#### [What the exercise asks]
Collect every line below that contains the word "target".

#### [Data for this task]
▬▬▬▬▬▬▬▬▬▬

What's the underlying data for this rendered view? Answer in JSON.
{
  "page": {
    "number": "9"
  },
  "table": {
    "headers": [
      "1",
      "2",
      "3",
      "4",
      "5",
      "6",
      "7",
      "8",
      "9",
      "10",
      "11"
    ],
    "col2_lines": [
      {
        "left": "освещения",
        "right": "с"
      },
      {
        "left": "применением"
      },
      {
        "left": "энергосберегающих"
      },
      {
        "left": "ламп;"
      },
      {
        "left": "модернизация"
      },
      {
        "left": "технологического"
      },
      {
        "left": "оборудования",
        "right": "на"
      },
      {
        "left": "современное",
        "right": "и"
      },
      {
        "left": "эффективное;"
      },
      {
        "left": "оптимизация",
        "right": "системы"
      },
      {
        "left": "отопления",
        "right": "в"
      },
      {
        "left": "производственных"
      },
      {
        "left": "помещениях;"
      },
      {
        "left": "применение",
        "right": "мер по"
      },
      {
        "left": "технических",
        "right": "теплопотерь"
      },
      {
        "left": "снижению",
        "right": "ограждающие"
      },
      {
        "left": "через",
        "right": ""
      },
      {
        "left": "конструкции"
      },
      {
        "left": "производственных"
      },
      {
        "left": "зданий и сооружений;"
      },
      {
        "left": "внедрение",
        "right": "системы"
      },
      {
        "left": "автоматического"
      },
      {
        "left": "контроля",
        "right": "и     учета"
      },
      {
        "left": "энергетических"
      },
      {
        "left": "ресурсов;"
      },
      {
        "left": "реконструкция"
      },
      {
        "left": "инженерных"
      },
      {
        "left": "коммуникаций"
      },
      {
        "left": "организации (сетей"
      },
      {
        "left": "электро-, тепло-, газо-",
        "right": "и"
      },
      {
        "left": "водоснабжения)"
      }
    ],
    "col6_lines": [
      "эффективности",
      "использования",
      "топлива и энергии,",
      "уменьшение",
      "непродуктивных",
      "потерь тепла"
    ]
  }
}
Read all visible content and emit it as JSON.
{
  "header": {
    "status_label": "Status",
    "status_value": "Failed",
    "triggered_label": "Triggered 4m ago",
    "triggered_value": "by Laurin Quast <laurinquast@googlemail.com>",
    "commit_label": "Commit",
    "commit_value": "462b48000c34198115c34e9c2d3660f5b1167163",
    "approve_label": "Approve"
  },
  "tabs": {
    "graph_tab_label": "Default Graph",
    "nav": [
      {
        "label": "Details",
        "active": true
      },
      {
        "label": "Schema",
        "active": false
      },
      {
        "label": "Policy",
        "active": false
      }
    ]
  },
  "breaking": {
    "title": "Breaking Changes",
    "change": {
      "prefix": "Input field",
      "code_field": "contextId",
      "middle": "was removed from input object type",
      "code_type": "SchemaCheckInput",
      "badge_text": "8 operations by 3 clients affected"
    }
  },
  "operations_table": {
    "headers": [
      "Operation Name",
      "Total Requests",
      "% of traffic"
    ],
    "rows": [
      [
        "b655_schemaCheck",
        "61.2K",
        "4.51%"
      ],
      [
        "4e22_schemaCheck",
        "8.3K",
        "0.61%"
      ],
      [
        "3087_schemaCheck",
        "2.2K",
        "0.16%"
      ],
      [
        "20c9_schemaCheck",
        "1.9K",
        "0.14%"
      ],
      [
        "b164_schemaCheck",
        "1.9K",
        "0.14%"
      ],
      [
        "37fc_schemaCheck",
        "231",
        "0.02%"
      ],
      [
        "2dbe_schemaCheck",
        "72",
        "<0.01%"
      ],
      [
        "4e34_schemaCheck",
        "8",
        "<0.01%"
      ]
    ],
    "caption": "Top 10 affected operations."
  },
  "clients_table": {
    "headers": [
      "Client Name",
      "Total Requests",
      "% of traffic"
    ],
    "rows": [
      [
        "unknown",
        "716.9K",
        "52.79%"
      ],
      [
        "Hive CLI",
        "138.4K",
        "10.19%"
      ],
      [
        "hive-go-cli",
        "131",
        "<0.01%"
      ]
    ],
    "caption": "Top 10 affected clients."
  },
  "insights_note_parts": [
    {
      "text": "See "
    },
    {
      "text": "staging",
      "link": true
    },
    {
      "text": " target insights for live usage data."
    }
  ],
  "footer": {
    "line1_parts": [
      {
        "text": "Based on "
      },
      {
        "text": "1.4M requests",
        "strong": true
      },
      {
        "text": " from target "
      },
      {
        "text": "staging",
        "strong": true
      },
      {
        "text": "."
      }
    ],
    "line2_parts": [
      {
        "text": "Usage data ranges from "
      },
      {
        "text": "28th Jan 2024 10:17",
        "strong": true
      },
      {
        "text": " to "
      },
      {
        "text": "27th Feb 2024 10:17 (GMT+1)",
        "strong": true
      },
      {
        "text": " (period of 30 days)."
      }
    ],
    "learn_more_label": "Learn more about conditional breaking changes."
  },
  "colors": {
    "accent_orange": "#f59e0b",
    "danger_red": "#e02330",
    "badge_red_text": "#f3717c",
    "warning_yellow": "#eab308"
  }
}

▬▬▬▬▬▬▬▬▬▬

#### [Exercise response]
      "text": " target insights for live usage data."
        "text": " from target "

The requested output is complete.